[start of Given records]

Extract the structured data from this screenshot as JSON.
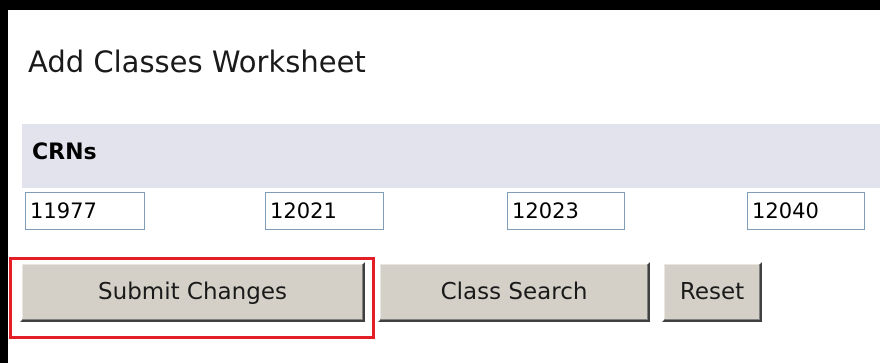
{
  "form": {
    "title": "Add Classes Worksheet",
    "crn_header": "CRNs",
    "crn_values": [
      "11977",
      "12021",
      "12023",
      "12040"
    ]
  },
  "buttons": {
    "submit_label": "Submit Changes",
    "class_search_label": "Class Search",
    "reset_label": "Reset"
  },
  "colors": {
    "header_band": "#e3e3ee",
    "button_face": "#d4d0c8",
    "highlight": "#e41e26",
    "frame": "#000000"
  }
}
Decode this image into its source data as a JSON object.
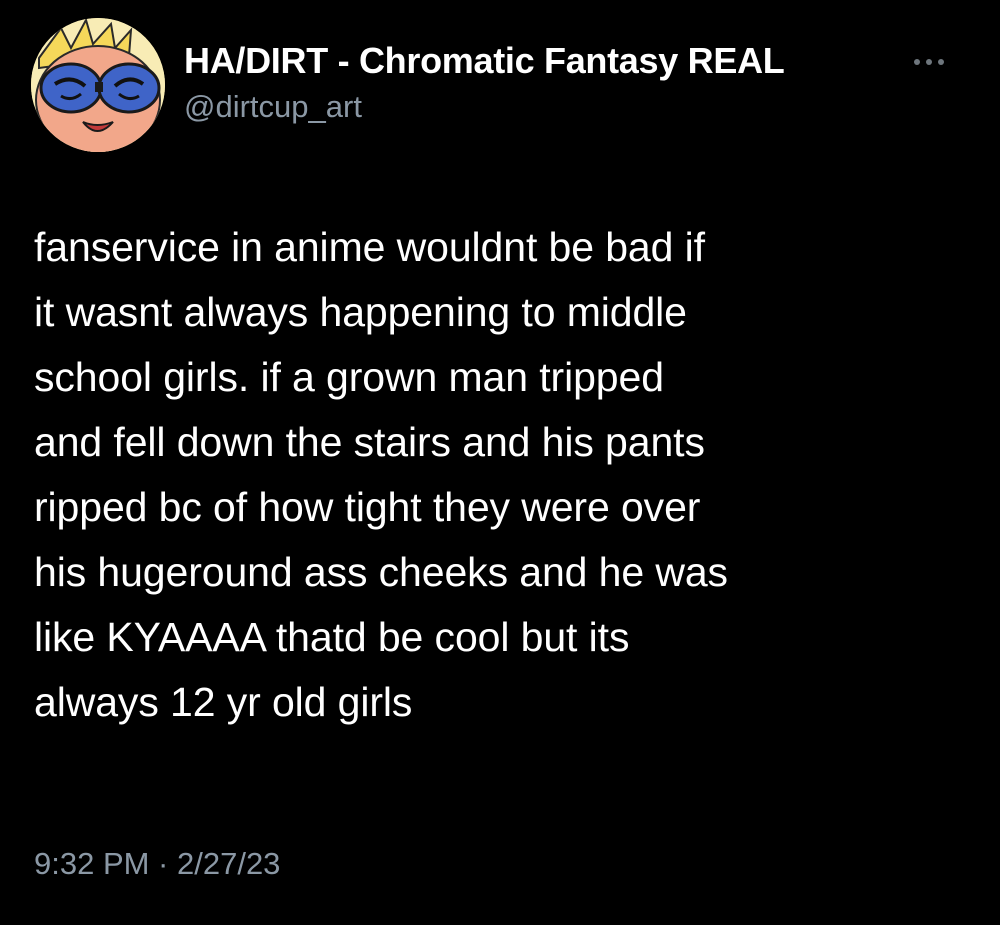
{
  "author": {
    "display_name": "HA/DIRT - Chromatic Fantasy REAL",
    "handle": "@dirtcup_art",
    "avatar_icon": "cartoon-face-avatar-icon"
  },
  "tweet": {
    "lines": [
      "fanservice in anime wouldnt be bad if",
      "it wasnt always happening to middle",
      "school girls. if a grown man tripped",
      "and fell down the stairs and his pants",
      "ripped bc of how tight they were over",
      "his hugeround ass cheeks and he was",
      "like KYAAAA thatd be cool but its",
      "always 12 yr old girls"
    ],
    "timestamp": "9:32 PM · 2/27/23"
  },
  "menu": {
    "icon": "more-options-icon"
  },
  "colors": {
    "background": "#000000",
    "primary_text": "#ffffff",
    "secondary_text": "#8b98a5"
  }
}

[end of Given records]

> Task goal
Gather up the lines that contain the word "data".

> Response to the exercise
Extract the structured data from this screenshot as JSON.
Decode this image into its source data as a JSON object.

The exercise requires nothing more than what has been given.